TASK STATEMENT:
Where does the string "content" appear? Copy every line of the entries below that holds it.
* START RECORDS SHOWN *
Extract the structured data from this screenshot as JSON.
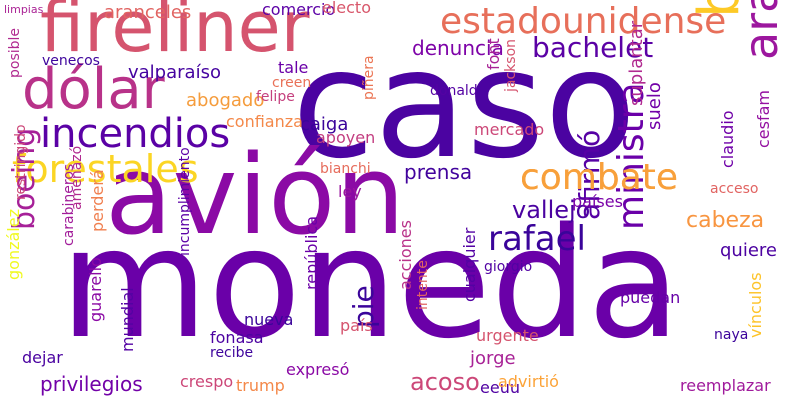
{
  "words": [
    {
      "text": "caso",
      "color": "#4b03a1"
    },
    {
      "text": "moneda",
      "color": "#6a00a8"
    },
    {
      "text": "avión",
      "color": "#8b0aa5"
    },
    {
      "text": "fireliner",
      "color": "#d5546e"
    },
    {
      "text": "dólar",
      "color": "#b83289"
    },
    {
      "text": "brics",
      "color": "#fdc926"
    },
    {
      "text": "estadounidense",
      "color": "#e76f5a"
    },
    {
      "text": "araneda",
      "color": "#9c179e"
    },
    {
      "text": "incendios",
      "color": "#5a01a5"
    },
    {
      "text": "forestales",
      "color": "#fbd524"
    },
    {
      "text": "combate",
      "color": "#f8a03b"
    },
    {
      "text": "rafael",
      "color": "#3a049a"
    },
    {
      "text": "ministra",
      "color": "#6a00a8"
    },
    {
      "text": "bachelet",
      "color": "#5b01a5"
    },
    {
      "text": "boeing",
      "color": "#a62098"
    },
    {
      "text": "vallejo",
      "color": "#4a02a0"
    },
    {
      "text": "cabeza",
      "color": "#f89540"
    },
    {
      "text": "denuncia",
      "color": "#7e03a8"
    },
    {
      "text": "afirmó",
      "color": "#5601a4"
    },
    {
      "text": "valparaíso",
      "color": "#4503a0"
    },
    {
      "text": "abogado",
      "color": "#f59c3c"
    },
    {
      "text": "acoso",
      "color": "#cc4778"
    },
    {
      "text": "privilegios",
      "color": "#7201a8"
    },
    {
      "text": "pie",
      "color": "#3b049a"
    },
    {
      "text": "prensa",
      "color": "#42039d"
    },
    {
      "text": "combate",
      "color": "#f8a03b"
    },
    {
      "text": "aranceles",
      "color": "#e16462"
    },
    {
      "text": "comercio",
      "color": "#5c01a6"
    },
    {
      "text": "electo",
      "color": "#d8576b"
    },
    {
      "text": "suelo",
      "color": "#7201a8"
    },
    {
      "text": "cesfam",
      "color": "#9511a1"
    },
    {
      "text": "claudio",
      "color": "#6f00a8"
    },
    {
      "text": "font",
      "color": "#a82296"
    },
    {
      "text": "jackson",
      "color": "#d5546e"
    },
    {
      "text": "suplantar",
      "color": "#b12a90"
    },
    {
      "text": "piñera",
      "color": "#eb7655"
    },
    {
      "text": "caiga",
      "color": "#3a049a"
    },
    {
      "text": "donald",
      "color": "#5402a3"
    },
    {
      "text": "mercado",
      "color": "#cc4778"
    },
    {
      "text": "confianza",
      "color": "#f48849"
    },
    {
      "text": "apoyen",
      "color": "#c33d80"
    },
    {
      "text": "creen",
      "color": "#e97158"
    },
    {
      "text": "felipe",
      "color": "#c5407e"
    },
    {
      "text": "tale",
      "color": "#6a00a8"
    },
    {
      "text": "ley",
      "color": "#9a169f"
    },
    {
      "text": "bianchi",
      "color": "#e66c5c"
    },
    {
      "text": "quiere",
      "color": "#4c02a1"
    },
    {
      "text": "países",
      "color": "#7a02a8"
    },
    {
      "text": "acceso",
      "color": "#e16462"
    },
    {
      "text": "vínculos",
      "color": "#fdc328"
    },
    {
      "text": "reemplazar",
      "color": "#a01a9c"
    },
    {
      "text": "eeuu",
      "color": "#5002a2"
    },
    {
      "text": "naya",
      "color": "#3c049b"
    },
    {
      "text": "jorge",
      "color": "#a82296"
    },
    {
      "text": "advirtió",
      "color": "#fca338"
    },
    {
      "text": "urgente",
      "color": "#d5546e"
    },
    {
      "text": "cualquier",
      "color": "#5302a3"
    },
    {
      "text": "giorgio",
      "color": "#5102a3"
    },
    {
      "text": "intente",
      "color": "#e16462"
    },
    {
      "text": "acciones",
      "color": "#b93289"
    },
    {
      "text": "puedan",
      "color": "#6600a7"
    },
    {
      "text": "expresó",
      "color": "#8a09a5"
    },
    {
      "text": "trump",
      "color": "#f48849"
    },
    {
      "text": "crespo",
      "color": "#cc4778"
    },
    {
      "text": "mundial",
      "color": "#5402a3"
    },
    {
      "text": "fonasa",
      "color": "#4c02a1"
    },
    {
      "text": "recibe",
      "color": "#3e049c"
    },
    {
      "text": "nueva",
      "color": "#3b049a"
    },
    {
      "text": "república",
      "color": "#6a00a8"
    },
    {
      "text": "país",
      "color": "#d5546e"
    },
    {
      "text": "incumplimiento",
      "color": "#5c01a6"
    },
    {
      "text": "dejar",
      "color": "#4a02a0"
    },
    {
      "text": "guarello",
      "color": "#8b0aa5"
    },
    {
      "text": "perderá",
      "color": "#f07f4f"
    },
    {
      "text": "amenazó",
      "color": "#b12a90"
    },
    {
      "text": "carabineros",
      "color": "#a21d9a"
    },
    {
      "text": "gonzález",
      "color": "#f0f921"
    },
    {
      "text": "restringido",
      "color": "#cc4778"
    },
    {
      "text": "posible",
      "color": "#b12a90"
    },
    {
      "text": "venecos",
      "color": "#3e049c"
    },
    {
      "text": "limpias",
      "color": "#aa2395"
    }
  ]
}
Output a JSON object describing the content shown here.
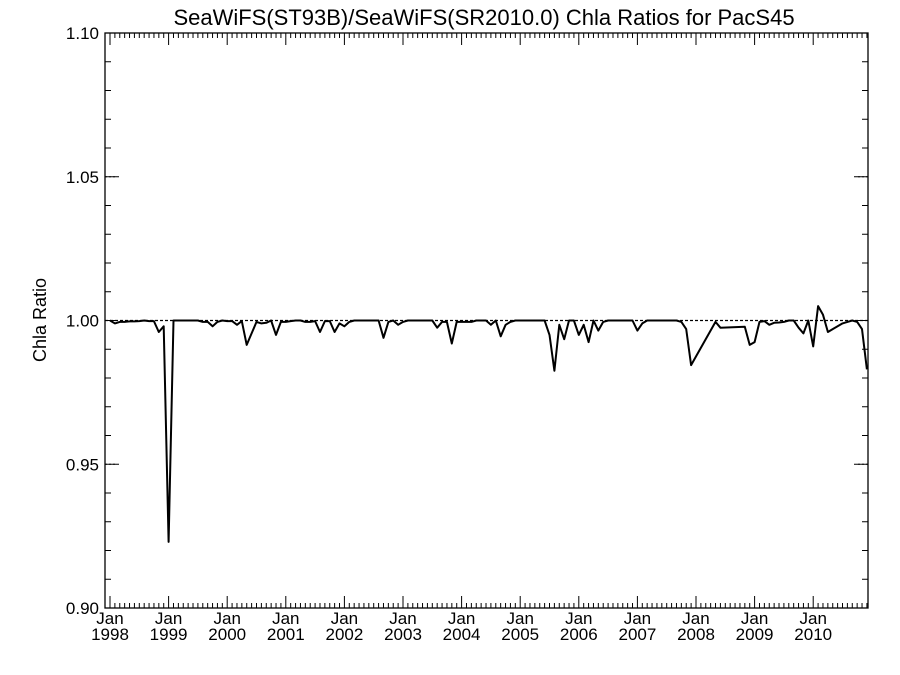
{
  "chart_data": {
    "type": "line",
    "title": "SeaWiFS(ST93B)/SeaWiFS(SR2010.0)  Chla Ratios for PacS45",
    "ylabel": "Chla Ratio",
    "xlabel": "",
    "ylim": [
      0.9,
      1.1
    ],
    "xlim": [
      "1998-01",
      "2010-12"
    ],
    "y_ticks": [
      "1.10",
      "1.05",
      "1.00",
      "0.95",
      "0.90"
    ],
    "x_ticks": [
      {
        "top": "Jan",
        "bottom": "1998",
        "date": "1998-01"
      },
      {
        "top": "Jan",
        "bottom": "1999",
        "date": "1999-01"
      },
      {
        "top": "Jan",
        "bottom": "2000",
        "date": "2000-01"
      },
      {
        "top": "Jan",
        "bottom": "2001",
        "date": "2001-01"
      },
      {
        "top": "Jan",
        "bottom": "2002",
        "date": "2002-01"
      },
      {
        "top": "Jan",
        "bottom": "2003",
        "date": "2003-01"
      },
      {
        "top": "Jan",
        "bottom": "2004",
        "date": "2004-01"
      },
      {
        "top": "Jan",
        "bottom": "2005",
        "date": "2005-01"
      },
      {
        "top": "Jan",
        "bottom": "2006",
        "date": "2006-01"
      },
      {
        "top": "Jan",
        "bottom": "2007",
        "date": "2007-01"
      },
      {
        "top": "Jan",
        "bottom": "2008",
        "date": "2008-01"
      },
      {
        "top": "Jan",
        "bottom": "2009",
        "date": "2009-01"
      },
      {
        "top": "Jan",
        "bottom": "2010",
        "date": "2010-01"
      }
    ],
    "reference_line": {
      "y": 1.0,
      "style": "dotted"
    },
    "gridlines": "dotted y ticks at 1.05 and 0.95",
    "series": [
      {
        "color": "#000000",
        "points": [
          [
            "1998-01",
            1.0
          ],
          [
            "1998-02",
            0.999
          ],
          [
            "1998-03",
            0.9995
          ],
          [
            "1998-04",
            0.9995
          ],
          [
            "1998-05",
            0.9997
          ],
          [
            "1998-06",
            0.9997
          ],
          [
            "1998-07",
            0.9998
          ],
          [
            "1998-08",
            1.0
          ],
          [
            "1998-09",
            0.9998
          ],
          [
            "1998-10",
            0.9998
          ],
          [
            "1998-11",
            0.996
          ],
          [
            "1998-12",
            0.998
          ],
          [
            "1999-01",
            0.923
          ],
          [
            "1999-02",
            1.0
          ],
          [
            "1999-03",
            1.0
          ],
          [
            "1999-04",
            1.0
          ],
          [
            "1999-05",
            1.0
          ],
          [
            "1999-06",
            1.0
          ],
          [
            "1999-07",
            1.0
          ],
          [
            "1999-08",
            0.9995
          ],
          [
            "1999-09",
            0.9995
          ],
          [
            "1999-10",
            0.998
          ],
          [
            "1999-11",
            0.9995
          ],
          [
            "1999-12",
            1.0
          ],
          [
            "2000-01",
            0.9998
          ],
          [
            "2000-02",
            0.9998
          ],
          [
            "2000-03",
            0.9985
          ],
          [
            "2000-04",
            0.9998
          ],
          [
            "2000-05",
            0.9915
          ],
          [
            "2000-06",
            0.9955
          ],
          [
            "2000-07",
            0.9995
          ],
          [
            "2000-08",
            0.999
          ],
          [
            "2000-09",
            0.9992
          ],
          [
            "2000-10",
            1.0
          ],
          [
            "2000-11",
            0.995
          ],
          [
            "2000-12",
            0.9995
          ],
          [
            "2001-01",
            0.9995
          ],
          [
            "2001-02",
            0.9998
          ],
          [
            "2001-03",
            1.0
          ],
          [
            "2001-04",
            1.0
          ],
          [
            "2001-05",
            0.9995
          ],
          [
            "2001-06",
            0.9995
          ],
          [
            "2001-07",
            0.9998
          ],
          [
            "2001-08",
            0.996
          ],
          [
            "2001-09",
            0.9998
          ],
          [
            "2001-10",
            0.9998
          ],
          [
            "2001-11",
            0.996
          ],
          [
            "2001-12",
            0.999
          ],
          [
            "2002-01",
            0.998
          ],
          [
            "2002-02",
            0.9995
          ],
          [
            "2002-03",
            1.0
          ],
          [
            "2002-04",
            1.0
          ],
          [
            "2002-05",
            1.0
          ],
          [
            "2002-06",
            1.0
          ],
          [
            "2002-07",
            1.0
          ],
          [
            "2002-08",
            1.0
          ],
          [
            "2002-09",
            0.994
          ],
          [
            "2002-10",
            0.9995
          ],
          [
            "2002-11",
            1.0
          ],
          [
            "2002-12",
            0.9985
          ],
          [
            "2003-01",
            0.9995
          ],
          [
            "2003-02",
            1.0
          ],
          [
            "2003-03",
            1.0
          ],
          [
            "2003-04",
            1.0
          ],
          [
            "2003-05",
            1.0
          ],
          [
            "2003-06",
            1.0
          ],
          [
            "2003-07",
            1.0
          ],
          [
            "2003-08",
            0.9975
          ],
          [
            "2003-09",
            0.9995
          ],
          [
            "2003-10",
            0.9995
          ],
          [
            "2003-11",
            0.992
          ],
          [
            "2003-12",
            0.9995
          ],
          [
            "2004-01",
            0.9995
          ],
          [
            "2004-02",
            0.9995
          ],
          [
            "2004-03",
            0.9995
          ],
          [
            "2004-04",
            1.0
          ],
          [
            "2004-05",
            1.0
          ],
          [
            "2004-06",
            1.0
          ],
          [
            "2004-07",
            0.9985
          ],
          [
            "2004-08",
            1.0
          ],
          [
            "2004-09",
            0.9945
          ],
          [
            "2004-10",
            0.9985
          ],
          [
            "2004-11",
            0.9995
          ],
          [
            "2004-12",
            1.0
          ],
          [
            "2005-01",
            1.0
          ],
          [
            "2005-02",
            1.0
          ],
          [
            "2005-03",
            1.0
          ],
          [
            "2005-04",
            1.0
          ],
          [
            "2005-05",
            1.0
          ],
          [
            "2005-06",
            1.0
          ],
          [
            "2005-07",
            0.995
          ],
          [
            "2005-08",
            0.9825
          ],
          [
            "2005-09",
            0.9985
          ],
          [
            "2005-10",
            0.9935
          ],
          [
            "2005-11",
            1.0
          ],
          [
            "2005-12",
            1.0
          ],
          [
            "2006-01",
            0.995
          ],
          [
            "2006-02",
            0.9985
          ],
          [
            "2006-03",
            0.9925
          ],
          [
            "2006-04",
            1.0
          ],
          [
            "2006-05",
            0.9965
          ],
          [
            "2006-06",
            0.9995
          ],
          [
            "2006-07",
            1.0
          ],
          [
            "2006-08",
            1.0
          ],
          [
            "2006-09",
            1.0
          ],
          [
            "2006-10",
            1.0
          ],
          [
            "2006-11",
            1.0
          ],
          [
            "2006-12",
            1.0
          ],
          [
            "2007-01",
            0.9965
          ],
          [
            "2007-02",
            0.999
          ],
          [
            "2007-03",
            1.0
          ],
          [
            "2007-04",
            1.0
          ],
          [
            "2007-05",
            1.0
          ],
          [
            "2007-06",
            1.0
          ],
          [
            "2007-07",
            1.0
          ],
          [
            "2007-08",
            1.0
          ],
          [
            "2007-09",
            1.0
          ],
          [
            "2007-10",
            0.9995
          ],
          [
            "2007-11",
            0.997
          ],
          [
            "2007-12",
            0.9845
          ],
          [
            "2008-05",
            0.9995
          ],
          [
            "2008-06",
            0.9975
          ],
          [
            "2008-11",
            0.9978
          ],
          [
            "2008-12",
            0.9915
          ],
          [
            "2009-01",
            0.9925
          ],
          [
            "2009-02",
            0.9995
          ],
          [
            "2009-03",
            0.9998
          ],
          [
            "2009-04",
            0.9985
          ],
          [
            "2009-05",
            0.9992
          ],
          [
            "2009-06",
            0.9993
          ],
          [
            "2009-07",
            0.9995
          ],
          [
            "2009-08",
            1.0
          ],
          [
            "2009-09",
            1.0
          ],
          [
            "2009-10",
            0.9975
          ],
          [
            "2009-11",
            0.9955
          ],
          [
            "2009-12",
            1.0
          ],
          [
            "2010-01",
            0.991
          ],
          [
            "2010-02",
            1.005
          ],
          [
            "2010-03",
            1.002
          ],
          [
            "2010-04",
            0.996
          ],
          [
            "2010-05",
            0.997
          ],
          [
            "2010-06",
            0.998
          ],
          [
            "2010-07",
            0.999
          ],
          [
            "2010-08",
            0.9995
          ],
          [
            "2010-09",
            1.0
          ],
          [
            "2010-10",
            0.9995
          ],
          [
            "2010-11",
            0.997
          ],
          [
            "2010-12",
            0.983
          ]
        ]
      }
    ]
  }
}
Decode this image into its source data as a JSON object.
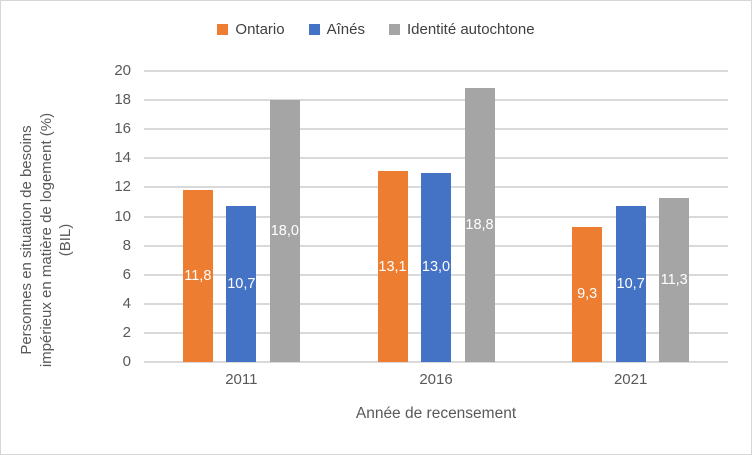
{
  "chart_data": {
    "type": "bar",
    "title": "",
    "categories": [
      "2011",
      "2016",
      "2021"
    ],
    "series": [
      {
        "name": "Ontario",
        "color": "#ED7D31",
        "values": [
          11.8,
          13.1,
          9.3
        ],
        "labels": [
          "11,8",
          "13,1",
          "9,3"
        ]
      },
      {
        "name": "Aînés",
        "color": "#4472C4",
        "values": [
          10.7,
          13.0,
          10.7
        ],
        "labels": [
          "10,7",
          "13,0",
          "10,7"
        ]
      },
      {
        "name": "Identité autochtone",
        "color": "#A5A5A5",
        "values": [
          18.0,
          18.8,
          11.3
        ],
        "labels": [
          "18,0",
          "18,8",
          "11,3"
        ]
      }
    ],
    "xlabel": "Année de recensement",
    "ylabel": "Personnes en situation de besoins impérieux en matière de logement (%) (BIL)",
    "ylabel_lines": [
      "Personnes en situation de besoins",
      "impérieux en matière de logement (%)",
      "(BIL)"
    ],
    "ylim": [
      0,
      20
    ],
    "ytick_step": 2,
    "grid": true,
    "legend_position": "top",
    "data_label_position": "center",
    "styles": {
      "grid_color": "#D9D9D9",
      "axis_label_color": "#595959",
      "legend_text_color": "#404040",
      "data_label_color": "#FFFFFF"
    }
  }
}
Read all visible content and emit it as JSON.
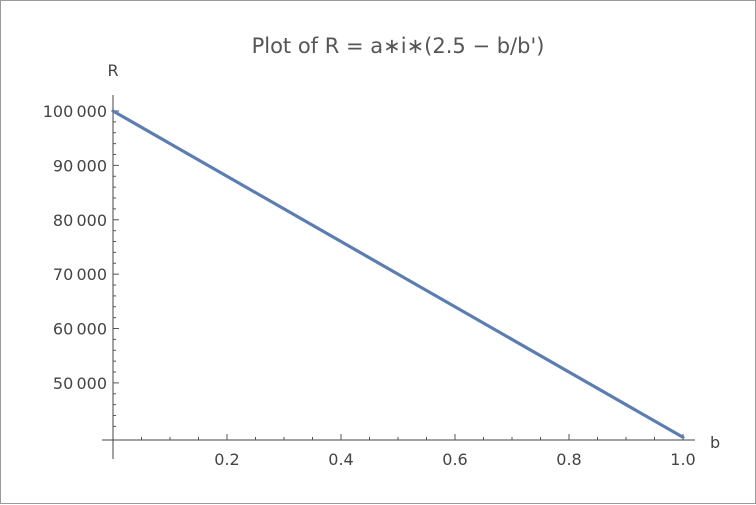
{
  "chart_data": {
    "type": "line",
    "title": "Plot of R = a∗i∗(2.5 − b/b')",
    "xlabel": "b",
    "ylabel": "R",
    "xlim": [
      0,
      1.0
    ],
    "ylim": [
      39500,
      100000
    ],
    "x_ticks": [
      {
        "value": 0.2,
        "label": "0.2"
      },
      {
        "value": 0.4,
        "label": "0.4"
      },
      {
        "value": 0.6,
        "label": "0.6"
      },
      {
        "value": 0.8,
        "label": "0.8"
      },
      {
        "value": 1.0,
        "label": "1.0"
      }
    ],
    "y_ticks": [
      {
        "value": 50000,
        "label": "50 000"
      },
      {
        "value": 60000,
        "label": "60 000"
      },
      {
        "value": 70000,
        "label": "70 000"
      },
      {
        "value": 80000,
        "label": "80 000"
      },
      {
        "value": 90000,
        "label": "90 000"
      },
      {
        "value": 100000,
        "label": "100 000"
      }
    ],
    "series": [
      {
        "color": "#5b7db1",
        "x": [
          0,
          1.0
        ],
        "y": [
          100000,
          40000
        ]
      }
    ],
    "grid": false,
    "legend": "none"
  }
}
* END RECORDS SHOWN *
TASK SOLUTION:
Output a JSON object describing the content shown here.
Read all visible content and emit it as JSON.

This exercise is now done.